§ **SHORT PROBLEM**
Return all entries word for word, but drop any images.

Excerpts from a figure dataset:
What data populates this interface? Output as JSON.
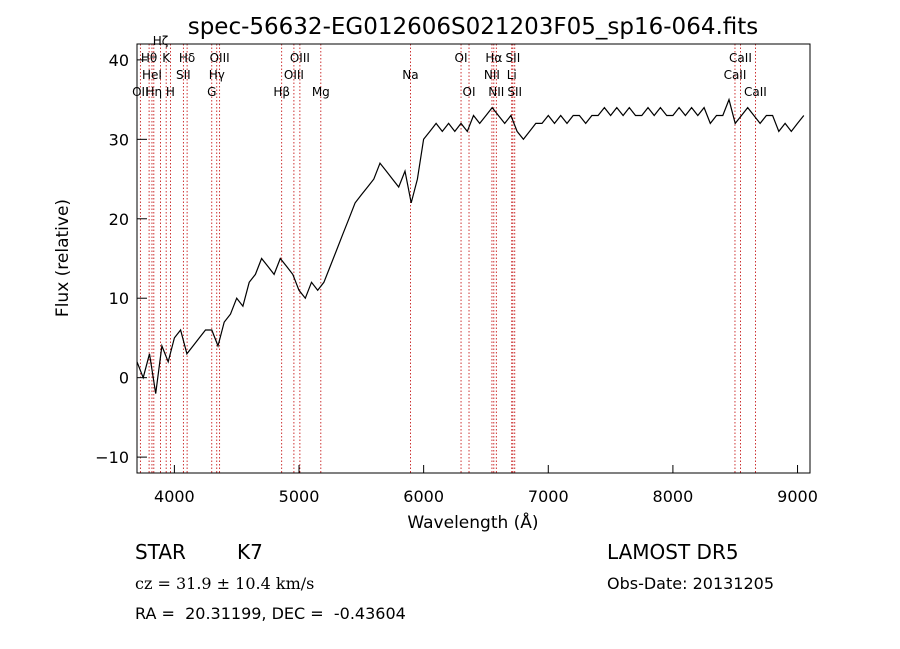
{
  "chart_data": {
    "type": "line",
    "title": "spec-56632-EG012606S021203F05_sp16-064.fits",
    "xlabel": "Wavelength (Å)",
    "ylabel": "Flux (relative)",
    "xlim": [
      3700,
      9100
    ],
    "ylim": [
      -12,
      42
    ],
    "xticks": [
      4000,
      5000,
      6000,
      7000,
      8000,
      9000
    ],
    "yticks": [
      -10,
      0,
      10,
      20,
      30,
      40
    ],
    "series": [
      {
        "x": [
          3700,
          3750,
          3800,
          3850,
          3900,
          3950,
          4000,
          4050,
          4100,
          4150,
          4200,
          4250,
          4300,
          4350,
          4400,
          4450,
          4500,
          4550,
          4600,
          4650,
          4700,
          4750,
          4800,
          4850,
          4900,
          4950,
          5000,
          5050,
          5100,
          5150,
          5200,
          5250,
          5300,
          5350,
          5400,
          5450,
          5500,
          5550,
          5600,
          5650,
          5700,
          5750,
          5800,
          5850,
          5900,
          5950,
          6000,
          6050,
          6100,
          6150,
          6200,
          6250,
          6300,
          6350,
          6400,
          6450,
          6500,
          6550,
          6600,
          6650,
          6700,
          6750,
          6800,
          6850,
          6900,
          6950,
          7000,
          7050,
          7100,
          7150,
          7200,
          7250,
          7300,
          7350,
          7400,
          7450,
          7500,
          7550,
          7600,
          7650,
          7700,
          7750,
          7800,
          7850,
          7900,
          7950,
          8000,
          8050,
          8100,
          8150,
          8200,
          8250,
          8300,
          8350,
          8400,
          8450,
          8500,
          8550,
          8600,
          8650,
          8700,
          8750,
          8800,
          8850,
          8900,
          8950,
          9000,
          9050
        ],
        "y": [
          2,
          0,
          3,
          -2,
          4,
          2,
          5,
          6,
          3,
          4,
          5,
          6,
          6,
          4,
          7,
          8,
          10,
          9,
          12,
          13,
          15,
          14,
          13,
          15,
          14,
          13,
          11,
          10,
          12,
          11,
          12,
          14,
          16,
          18,
          20,
          22,
          23,
          24,
          25,
          27,
          26,
          25,
          24,
          26,
          22,
          25,
          30,
          31,
          32,
          31,
          32,
          31,
          32,
          31,
          33,
          32,
          33,
          34,
          33,
          32,
          33,
          31,
          30,
          31,
          32,
          32,
          33,
          32,
          33,
          32,
          33,
          33,
          32,
          33,
          33,
          34,
          33,
          34,
          33,
          34,
          33,
          33,
          34,
          33,
          34,
          33,
          33,
          34,
          33,
          34,
          33,
          34,
          32,
          33,
          33,
          35,
          32,
          33,
          34,
          33,
          32,
          33,
          33,
          31,
          32,
          31,
          32,
          33
        ]
      }
    ],
    "lines": [
      {
        "wl": 3727,
        "label": "OII",
        "row": 3
      },
      {
        "wl": 3797,
        "label": "Hθ",
        "row": 1
      },
      {
        "wl": 3820,
        "label": "HeI",
        "row": 2
      },
      {
        "wl": 3835,
        "label": "Hη",
        "row": 3
      },
      {
        "wl": 3889,
        "label": "Hζ",
        "row": 0
      },
      {
        "wl": 3934,
        "label": "K",
        "row": 1
      },
      {
        "wl": 3968,
        "label": "H",
        "row": 3
      },
      {
        "wl": 4072,
        "label": "SII",
        "row": 2
      },
      {
        "wl": 4102,
        "label": "Hδ",
        "row": 1
      },
      {
        "wl": 4300,
        "label": "G",
        "row": 3
      },
      {
        "wl": 4340,
        "label": "Hγ",
        "row": 2
      },
      {
        "wl": 4363,
        "label": "OIII",
        "row": 1
      },
      {
        "wl": 4861,
        "label": "Hβ",
        "row": 3
      },
      {
        "wl": 4959,
        "label": "OIII",
        "row": 2
      },
      {
        "wl": 5007,
        "label": "OIII",
        "row": 1
      },
      {
        "wl": 5175,
        "label": "Mg",
        "row": 3
      },
      {
        "wl": 5894,
        "label": "Na",
        "row": 2
      },
      {
        "wl": 6300,
        "label": "OI",
        "row": 1
      },
      {
        "wl": 6364,
        "label": "OI",
        "row": 3
      },
      {
        "wl": 6548,
        "label": "NII",
        "row": 2
      },
      {
        "wl": 6563,
        "label": "Hα",
        "row": 1
      },
      {
        "wl": 6583,
        "label": "NII",
        "row": 3
      },
      {
        "wl": 6707,
        "label": "Li",
        "row": 2
      },
      {
        "wl": 6716,
        "label": "SII",
        "row": 1
      },
      {
        "wl": 6731,
        "label": "SII",
        "row": 3
      },
      {
        "wl": 8498,
        "label": "CaII",
        "row": 2
      },
      {
        "wl": 8542,
        "label": "CaII",
        "row": 1
      },
      {
        "wl": 8662,
        "label": "CaII",
        "row": 3
      }
    ]
  },
  "info": {
    "object_class": "STAR",
    "subclass": "K7",
    "survey": "LAMOST DR5",
    "velocity": "cz = 31.9 ± 10.4 km/s",
    "obs_date": "Obs-Date: 20131205",
    "coords": "RA =  20.31199, DEC =  -0.43604"
  }
}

§ **ANSWER TO THIS EXERCISE**
What data populates this interface? Output as JSON.
{
  "chart_data": {
    "type": "line",
    "title": "spec-56632-EG012606S021203F05_sp16-064.fits",
    "xlabel": "Wavelength (Å)",
    "ylabel": "Flux (relative)",
    "xlim": [
      3700,
      9100
    ],
    "ylim": [
      -12,
      42
    ],
    "xticks": [
      4000,
      5000,
      6000,
      7000,
      8000,
      9000
    ],
    "yticks": [
      -10,
      0,
      10,
      20,
      30,
      40
    ],
    "series": [
      {
        "x": [
          3700,
          3750,
          3800,
          3850,
          3900,
          3950,
          4000,
          4050,
          4100,
          4150,
          4200,
          4250,
          4300,
          4350,
          4400,
          4450,
          4500,
          4550,
          4600,
          4650,
          4700,
          4750,
          4800,
          4850,
          4900,
          4950,
          5000,
          5050,
          5100,
          5150,
          5200,
          5250,
          5300,
          5350,
          5400,
          5450,
          5500,
          5550,
          5600,
          5650,
          5700,
          5750,
          5800,
          5850,
          5900,
          5950,
          6000,
          6050,
          6100,
          6150,
          6200,
          6250,
          6300,
          6350,
          6400,
          6450,
          6500,
          6550,
          6600,
          6650,
          6700,
          6750,
          6800,
          6850,
          6900,
          6950,
          7000,
          7050,
          7100,
          7150,
          7200,
          7250,
          7300,
          7350,
          7400,
          7450,
          7500,
          7550,
          7600,
          7650,
          7700,
          7750,
          7800,
          7850,
          7900,
          7950,
          8000,
          8050,
          8100,
          8150,
          8200,
          8250,
          8300,
          8350,
          8400,
          8450,
          8500,
          8550,
          8600,
          8650,
          8700,
          8750,
          8800,
          8850,
          8900,
          8950,
          9000,
          9050
        ],
        "y": [
          2,
          0,
          3,
          -2,
          4,
          2,
          5,
          6,
          3,
          4,
          5,
          6,
          6,
          4,
          7,
          8,
          10,
          9,
          12,
          13,
          15,
          14,
          13,
          15,
          14,
          13,
          11,
          10,
          12,
          11,
          12,
          14,
          16,
          18,
          20,
          22,
          23,
          24,
          25,
          27,
          26,
          25,
          24,
          26,
          22,
          25,
          30,
          31,
          32,
          31,
          32,
          31,
          32,
          31,
          33,
          32,
          33,
          34,
          33,
          32,
          33,
          31,
          30,
          31,
          32,
          32,
          33,
          32,
          33,
          32,
          33,
          33,
          32,
          33,
          33,
          34,
          33,
          34,
          33,
          34,
          33,
          33,
          34,
          33,
          34,
          33,
          33,
          34,
          33,
          34,
          33,
          34,
          32,
          33,
          33,
          35,
          32,
          33,
          34,
          33,
          32,
          33,
          33,
          31,
          32,
          31,
          32,
          33
        ]
      }
    ],
    "lines": [
      {
        "wl": 3727,
        "label": "OII",
        "row": 3
      },
      {
        "wl": 3797,
        "label": "Hθ",
        "row": 1
      },
      {
        "wl": 3820,
        "label": "HeI",
        "row": 2
      },
      {
        "wl": 3835,
        "label": "Hη",
        "row": 3
      },
      {
        "wl": 3889,
        "label": "Hζ",
        "row": 0
      },
      {
        "wl": 3934,
        "label": "K",
        "row": 1
      },
      {
        "wl": 3968,
        "label": "H",
        "row": 3
      },
      {
        "wl": 4072,
        "label": "SII",
        "row": 2
      },
      {
        "wl": 4102,
        "label": "Hδ",
        "row": 1
      },
      {
        "wl": 4300,
        "label": "G",
        "row": 3
      },
      {
        "wl": 4340,
        "label": "Hγ",
        "row": 2
      },
      {
        "wl": 4363,
        "label": "OIII",
        "row": 1
      },
      {
        "wl": 4861,
        "label": "Hβ",
        "row": 3
      },
      {
        "wl": 4959,
        "label": "OIII",
        "row": 2
      },
      {
        "wl": 5007,
        "label": "OIII",
        "row": 1
      },
      {
        "wl": 5175,
        "label": "Mg",
        "row": 3
      },
      {
        "wl": 5894,
        "label": "Na",
        "row": 2
      },
      {
        "wl": 6300,
        "label": "OI",
        "row": 1
      },
      {
        "wl": 6364,
        "label": "OI",
        "row": 3
      },
      {
        "wl": 6548,
        "label": "NII",
        "row": 2
      },
      {
        "wl": 6563,
        "label": "Hα",
        "row": 1
      },
      {
        "wl": 6583,
        "label": "NII",
        "row": 3
      },
      {
        "wl": 6707,
        "label": "Li",
        "row": 2
      },
      {
        "wl": 6716,
        "label": "SII",
        "row": 1
      },
      {
        "wl": 6731,
        "label": "SII",
        "row": 3
      },
      {
        "wl": 8498,
        "label": "CaII",
        "row": 2
      },
      {
        "wl": 8542,
        "label": "CaII",
        "row": 1
      },
      {
        "wl": 8662,
        "label": "CaII",
        "row": 3
      }
    ]
  },
  "info": {
    "object_class": "STAR",
    "subclass": "K7",
    "survey": "LAMOST DR5",
    "velocity": "cz = 31.9 ± 10.4 km/s",
    "obs_date": "Obs-Date: 20131205",
    "coords": "RA =  20.31199, DEC =  -0.43604"
  }
}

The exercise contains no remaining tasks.